··· Извлечённый текст ···

Обладая сильно развитым на митингах красноречием, новые законодатели, едва переступив порог парламента, сейчас же повели энергичную атаку и на призывавшую их к малознакомому и тяжелому труду конституцию, и на короля. Последний же, не имея после смерти Мирабо ни одного сколько-нибудь надежного советника, решил искать поддержки во «внешней Франции», т. е. у вступивших в тесные сношения с Англией эмигрантов.

Во время этой с каждым днем обострявшейся борьбы Законодательного собрания с королем сама Франция находилась в весьма опасном положении. Рухнувший под ударами конституции королевский строй лежал в развалинах. С выездом за границу богатых классов промышленность и торговля упали, и массы рабочего люда выброшены были на улицу. Лишившиеся вследствие ухода со службы дворян около половины своего командного состава армия и флот были дезорганизованы.

XXX

При таких условиях, чтобы окончательно столкнуть Францию в бездну анархии и сделать ее еще менее способною к обороне, Питт летом 1792 г. двинул против нее Австрию и Пруссию, представлявшие собой авангард уже подготовленной им огромной коалиции.

При первой же встрече с неприятелем на границах Бельгии французы убили одного из своих генералов Диллона и бросились врассыпную. Хотя единственною причиною столь печального события было страшное ослабление дисциплины во французских войсках, тем не менее, умышленно искажая истину, якобинский клуб обвинил во всем противников революции, распространивших будто бы панику криками «спасайся, кто может», и газета Марата начала требовать уже «для обеспечения мира и благополучия Франции от 500 до 600 голов».

··· Список ···

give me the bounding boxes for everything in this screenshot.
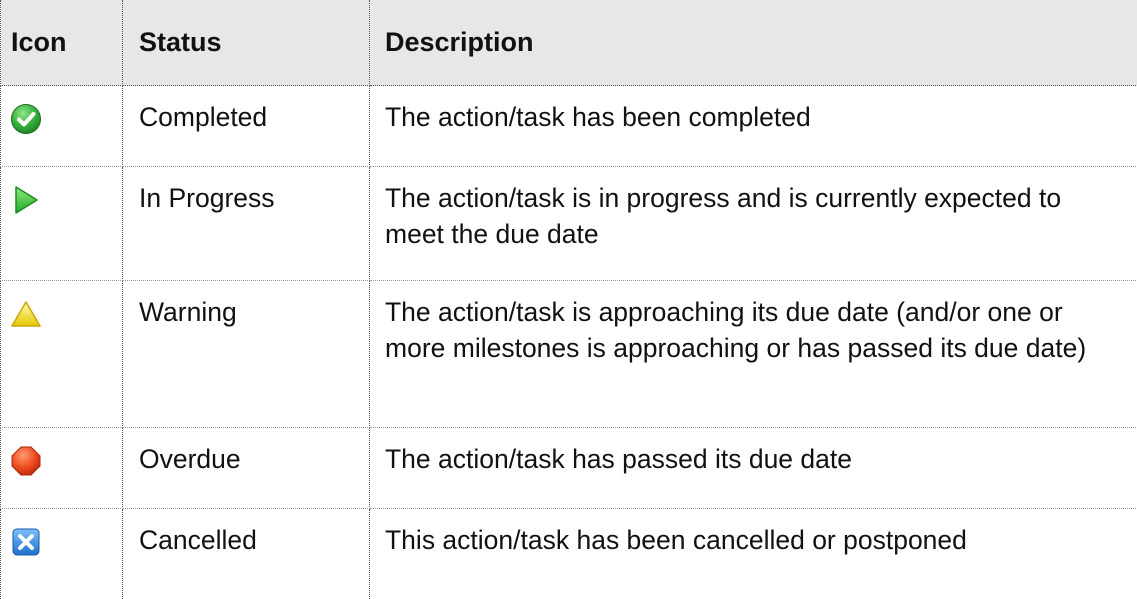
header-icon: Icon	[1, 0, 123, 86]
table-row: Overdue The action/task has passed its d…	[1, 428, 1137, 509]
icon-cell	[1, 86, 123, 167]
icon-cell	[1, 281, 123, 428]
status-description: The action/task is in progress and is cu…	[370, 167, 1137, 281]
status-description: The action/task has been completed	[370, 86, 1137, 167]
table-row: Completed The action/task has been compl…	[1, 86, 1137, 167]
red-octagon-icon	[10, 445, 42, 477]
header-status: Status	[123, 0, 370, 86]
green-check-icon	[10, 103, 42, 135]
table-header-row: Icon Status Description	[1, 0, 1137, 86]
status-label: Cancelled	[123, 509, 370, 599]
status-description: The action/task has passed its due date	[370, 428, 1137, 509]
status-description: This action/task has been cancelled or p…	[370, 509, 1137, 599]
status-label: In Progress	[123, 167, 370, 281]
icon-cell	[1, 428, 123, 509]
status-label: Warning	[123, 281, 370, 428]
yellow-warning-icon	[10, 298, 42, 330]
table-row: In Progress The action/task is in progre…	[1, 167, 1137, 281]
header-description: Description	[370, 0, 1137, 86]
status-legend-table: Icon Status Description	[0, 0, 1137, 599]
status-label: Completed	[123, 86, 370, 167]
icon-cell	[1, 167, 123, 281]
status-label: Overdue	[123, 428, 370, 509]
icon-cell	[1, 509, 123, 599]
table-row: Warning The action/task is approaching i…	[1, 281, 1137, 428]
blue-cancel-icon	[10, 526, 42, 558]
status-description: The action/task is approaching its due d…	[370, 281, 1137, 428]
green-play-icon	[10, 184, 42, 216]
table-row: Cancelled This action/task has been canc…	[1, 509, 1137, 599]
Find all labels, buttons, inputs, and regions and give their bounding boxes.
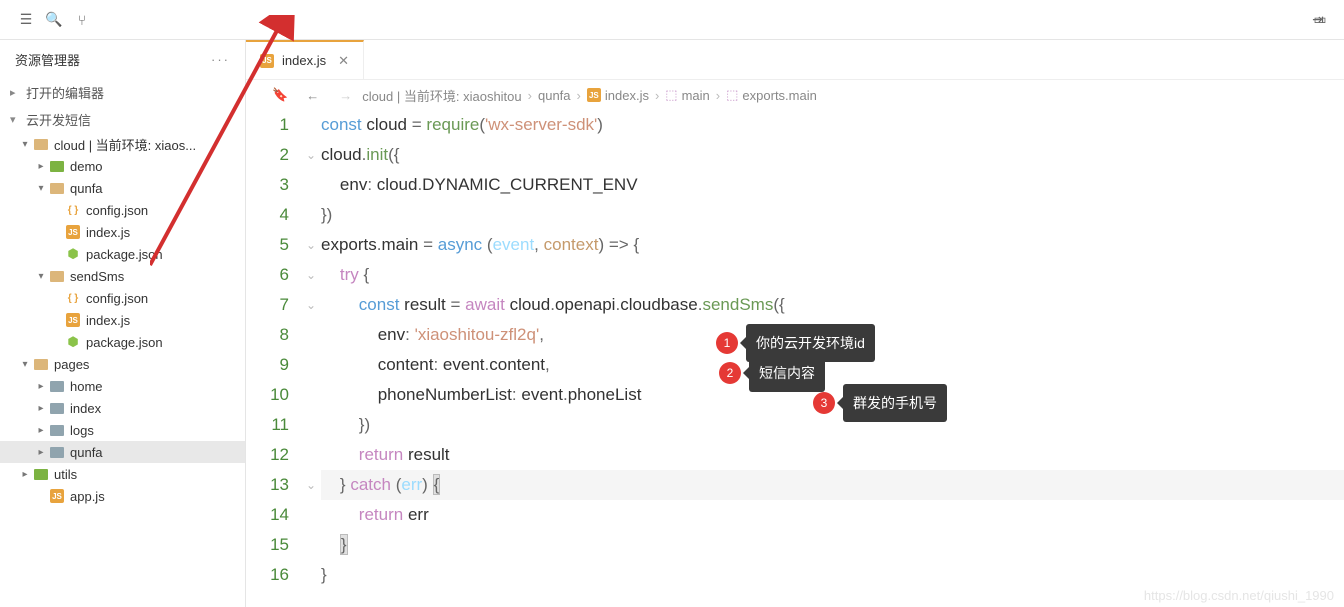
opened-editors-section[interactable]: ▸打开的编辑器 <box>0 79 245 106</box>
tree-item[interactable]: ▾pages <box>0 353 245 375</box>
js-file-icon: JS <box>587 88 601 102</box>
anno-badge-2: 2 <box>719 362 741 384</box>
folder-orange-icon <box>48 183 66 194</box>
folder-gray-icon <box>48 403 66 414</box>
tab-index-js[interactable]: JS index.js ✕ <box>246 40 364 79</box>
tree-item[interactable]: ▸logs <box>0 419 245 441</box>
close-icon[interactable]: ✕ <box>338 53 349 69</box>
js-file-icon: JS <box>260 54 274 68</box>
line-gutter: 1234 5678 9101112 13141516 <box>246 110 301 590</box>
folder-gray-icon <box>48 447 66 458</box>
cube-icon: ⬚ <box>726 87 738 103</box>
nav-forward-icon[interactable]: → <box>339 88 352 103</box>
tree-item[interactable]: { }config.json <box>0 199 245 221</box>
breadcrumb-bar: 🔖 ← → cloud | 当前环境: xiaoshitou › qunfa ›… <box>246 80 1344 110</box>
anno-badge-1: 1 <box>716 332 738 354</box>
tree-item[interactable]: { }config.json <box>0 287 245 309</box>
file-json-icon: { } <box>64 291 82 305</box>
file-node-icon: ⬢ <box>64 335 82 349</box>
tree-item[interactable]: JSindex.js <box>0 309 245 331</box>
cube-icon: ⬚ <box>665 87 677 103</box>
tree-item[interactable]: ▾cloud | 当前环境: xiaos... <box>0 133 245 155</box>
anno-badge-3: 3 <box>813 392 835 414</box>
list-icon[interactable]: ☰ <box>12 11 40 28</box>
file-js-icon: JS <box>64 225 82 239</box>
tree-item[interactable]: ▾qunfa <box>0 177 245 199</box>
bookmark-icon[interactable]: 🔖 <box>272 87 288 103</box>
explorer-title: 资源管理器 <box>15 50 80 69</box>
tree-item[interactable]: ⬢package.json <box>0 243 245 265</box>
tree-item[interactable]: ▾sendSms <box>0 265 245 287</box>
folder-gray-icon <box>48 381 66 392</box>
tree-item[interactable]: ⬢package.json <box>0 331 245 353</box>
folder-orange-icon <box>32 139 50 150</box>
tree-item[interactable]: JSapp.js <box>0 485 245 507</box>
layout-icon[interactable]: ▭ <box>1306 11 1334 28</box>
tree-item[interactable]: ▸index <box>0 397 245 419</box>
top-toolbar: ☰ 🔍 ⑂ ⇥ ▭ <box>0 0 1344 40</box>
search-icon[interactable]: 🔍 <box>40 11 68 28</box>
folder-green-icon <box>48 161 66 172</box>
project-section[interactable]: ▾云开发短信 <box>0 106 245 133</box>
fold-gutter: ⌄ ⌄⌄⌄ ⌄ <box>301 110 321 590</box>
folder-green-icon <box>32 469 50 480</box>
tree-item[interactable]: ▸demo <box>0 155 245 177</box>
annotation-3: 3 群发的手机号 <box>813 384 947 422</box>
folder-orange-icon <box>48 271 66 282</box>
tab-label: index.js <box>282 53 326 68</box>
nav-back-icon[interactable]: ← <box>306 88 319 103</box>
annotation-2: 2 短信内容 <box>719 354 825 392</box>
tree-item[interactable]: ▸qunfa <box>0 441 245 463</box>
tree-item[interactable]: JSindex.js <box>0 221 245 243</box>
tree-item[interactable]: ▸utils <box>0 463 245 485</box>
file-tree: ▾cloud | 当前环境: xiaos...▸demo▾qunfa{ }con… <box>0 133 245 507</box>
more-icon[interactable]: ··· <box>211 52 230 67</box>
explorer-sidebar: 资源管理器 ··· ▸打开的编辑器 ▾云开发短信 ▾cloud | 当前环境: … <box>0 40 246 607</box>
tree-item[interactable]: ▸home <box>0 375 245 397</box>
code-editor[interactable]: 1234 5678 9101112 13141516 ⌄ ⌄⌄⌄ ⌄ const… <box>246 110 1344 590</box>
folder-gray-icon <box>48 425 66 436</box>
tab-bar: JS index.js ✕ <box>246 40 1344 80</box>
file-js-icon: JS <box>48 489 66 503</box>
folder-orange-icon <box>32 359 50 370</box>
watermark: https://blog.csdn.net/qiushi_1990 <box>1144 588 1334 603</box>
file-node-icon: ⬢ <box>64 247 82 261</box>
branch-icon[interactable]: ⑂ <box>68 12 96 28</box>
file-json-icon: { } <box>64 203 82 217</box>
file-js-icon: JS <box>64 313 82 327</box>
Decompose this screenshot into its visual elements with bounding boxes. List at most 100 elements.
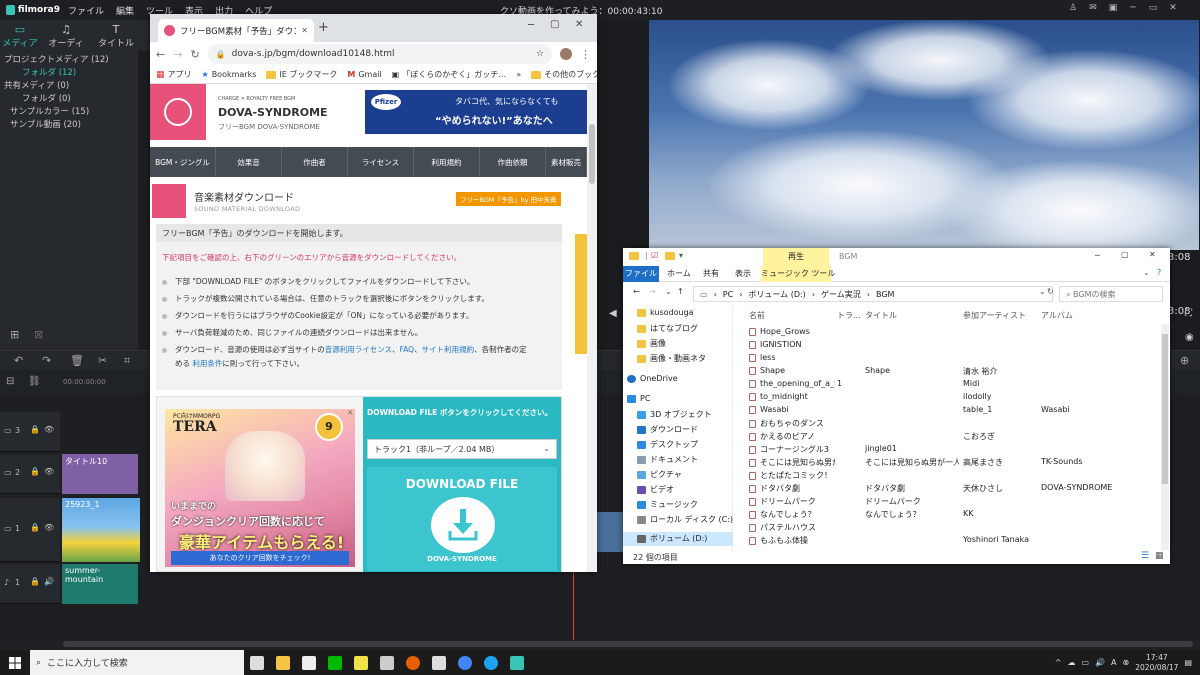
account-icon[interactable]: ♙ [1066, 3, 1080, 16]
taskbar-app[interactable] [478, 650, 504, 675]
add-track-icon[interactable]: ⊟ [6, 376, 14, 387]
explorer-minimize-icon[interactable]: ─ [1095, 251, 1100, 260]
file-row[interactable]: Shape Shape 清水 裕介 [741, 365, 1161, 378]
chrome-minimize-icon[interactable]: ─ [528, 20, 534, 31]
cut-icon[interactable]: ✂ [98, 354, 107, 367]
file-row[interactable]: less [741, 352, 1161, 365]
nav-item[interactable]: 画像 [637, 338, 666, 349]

···

Условия задания:
1 – Пожалуйста, перескажите текст в двух предложениях.
2 – Верните из текста дословный отрывок от слов «Во время этой» до слов «флот были дезорганизованы.» включительно.
Список получен из другого источника.

Результаты:
1 – Новые законодатели сразу атаковали конституцию и короля, а король после смерти Мирабо остался без надежных советников и стал искать поддержки у эмигрантов, пока сама Франция с упавшими промышленностью и торговлей и дезорганизованными армией и флотом находилась в весьма опасном положении. Летом 1792 г. Питт двинул против нее Австрию и Пруссию, и после того как французы на границах Бельгии убили своего генерала Диллона и разбежались, якобинский клуб обвинил во всем противников революции, а газета Марата потребовала «от 500 до 600 голов».

2 –
Во время этой с каждым днем обострявшейся борьбы Законодательного собрания с королем сама Франция находилась в весьма опасном положении. Рухнувший под ударами конституции королевский строй лежал в развалинах. С выездом за границу богатых классов промышленность и торговля упали, и массы рабочего люда выброшены были на улицу. Лишившиеся вследствие ухода со службы дворян около половины своего командного состава армия и флот были дезорганизованы.